═══ Supplied material ═══

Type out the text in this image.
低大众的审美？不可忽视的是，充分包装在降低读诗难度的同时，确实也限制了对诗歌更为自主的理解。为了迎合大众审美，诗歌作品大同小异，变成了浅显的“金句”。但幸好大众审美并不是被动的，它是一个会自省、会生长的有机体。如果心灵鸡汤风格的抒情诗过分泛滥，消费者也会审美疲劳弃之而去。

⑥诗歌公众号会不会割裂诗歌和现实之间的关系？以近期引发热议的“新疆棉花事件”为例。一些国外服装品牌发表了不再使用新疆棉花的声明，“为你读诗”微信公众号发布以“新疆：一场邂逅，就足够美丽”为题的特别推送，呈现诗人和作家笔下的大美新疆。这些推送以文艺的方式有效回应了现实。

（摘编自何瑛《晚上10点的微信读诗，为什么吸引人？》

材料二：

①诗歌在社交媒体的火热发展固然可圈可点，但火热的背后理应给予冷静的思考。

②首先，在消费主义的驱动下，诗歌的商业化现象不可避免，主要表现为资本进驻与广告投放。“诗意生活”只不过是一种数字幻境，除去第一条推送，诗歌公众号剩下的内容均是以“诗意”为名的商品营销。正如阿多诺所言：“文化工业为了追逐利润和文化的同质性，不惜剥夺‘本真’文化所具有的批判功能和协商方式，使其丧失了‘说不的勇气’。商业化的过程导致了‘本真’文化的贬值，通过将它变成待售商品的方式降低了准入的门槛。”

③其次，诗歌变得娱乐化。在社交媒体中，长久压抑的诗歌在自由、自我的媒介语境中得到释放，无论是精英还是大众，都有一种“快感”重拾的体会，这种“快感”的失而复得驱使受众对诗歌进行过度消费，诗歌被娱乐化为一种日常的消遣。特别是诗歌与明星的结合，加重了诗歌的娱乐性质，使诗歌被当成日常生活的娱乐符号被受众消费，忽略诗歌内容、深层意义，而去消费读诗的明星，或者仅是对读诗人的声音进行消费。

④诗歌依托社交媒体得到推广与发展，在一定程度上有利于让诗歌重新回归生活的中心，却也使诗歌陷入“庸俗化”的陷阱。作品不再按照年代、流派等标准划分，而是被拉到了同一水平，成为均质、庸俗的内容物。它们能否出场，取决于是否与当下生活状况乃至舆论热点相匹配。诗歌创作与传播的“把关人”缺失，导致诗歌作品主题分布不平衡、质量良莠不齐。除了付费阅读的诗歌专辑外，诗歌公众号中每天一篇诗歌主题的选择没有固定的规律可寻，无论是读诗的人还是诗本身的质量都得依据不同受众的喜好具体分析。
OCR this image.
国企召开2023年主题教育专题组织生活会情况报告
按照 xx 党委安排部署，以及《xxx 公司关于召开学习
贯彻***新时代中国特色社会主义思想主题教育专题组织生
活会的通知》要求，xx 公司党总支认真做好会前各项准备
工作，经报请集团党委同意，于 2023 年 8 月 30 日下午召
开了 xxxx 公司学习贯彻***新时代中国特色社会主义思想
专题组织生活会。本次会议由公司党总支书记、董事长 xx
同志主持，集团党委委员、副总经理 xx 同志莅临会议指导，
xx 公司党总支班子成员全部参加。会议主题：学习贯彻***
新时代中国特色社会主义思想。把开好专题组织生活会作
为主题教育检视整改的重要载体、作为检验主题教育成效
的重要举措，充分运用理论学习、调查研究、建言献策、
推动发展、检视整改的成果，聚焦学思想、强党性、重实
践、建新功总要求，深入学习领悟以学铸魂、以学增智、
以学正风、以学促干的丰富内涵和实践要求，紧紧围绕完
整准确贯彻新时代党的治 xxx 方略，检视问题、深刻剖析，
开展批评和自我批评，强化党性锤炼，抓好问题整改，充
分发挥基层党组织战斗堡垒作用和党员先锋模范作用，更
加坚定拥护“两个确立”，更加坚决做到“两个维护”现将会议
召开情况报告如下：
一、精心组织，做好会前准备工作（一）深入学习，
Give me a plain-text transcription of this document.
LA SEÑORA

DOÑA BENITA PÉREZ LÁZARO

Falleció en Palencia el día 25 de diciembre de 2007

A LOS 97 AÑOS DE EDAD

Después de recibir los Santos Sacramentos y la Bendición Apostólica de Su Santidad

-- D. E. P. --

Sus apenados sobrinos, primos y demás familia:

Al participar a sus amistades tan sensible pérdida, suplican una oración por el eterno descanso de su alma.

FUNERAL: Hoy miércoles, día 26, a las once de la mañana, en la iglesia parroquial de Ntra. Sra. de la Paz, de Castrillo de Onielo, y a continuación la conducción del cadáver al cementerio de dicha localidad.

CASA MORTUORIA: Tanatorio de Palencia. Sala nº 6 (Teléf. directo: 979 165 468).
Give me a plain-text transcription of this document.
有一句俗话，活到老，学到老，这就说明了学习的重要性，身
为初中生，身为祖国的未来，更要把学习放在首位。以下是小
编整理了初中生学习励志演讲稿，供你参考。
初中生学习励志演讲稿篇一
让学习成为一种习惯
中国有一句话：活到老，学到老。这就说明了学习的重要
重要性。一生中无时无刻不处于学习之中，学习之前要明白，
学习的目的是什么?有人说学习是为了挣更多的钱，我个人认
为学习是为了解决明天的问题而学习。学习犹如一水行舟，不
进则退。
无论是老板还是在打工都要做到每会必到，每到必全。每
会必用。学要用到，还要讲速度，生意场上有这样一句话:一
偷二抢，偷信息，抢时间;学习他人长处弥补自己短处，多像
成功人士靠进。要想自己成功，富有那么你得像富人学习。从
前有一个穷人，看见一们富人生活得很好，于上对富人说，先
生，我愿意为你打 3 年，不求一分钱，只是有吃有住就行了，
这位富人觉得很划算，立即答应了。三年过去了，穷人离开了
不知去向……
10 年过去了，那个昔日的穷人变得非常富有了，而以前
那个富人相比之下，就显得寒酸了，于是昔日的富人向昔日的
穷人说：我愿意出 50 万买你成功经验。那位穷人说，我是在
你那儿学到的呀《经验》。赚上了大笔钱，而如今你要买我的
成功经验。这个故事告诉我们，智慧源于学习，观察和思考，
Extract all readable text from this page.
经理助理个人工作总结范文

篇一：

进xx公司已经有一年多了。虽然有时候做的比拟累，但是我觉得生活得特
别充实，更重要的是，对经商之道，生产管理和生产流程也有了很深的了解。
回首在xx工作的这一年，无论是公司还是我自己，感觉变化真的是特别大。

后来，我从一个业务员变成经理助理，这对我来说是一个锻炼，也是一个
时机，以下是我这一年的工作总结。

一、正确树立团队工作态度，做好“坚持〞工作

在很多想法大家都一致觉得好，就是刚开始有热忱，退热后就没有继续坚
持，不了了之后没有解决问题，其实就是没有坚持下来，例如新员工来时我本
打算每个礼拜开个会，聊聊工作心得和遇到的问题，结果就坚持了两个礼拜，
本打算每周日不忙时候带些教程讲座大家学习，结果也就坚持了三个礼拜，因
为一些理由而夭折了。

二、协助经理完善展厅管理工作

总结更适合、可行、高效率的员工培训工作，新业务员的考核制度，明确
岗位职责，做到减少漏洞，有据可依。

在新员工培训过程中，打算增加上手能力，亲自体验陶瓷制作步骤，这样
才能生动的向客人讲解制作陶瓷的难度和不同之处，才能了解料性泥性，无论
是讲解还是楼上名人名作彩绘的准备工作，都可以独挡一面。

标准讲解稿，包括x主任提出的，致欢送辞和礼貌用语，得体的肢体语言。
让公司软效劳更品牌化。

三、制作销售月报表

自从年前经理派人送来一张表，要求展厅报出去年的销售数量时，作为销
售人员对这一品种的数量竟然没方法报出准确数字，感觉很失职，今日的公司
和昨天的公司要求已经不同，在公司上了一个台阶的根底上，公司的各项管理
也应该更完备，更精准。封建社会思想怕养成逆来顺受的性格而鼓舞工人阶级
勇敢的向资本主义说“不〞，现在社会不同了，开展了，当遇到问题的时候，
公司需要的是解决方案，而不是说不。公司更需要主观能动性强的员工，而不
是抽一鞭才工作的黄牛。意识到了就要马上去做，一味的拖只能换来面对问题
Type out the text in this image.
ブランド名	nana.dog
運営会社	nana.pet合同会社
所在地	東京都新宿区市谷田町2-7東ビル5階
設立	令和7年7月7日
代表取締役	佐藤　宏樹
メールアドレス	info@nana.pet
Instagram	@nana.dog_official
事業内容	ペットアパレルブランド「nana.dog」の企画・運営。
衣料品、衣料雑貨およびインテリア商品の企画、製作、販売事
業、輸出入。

═══

• **Problem requirements**:
Reproduce only the lines running from the one that contains "Extract all readable text from this page." to the last line of the records.

• **The result**:
Extract all readable text from this page.
经理助理个人工作总结范文

篇一：

进xx公司已经有一年多了。虽然有时候做的比拟累，但是我觉得生活得特
别充实，更重要的是，对经商之道，生产管理和生产流程也有了很深的了解。
回首在xx工作的这一年，无论是公司还是我自己，感觉变化真的是特别大。

后来，我从一个业务员变成经理助理，这对我来说是一个锻炼，也是一个
时机，以下是我这一年的工作总结。

一、正确树立团队工作态度，做好“坚持〞工作

在很多想法大家都一致觉得好，就是刚开始有热忱，退热后就没有继续坚
持，不了了之后没有解决问题，其实就是没有坚持下来，例如新员工来时我本
打算每个礼拜开个会，聊聊工作心得和遇到的问题，结果就坚持了两个礼拜，
本打算每周日不忙时候带些教程讲座大家学习，结果也就坚持了三个礼拜，因
为一些理由而夭折了。

二、协助经理完善展厅管理工作

总结更适合、可行、高效率的员工培训工作，新业务员的考核制度，明确
岗位职责，做到减少漏洞，有据可依。

在新员工培训过程中，打算增加上手能力，亲自体验陶瓷制作步骤，这样
才能生动的向客人讲解制作陶瓷的难度和不同之处，才能了解料性泥性，无论
是讲解还是楼上名人名作彩绘的准备工作，都可以独挡一面。

标准讲解稿，包括x主任提出的，致欢送辞和礼貌用语，得体的肢体语言。
让公司软效劳更品牌化。

三、制作销售月报表

自从年前经理派人送来一张表，要求展厅报出去年的销售数量时，作为销
售人员对这一品种的数量竟然没方法报出准确数字，感觉很失职，今日的公司
和昨天的公司要求已经不同，在公司上了一个台阶的根底上，公司的各项管理
也应该更完备，更精准。封建社会思想怕养成逆来顺受的性格而鼓舞工人阶级
勇敢的向资本主义说“不〞，现在社会不同了，开展了，当遇到问题的时候，
公司需要的是解决方案，而不是说不。公司更需要主观能动性强的员工，而不
是抽一鞭才工作的黄牛。意识到了就要马上去做，一味的拖只能换来面对问题
Type out the text in this image.
ブランド名	nana.dog
運営会社	nana.pet合同会社
所在地	東京都新宿区市谷田町2-7東ビル5階
設立	令和7年7月7日
代表取締役	佐藤　宏樹
メールアドレス	info@nana.pet
Instagram	@nana.dog_official
事業内容	ペットアパレルブランド「nana.dog」の企画・運営。
衣料品、衣料雑貨およびインテリア商品の企画、製作、販売事
業、輸出入。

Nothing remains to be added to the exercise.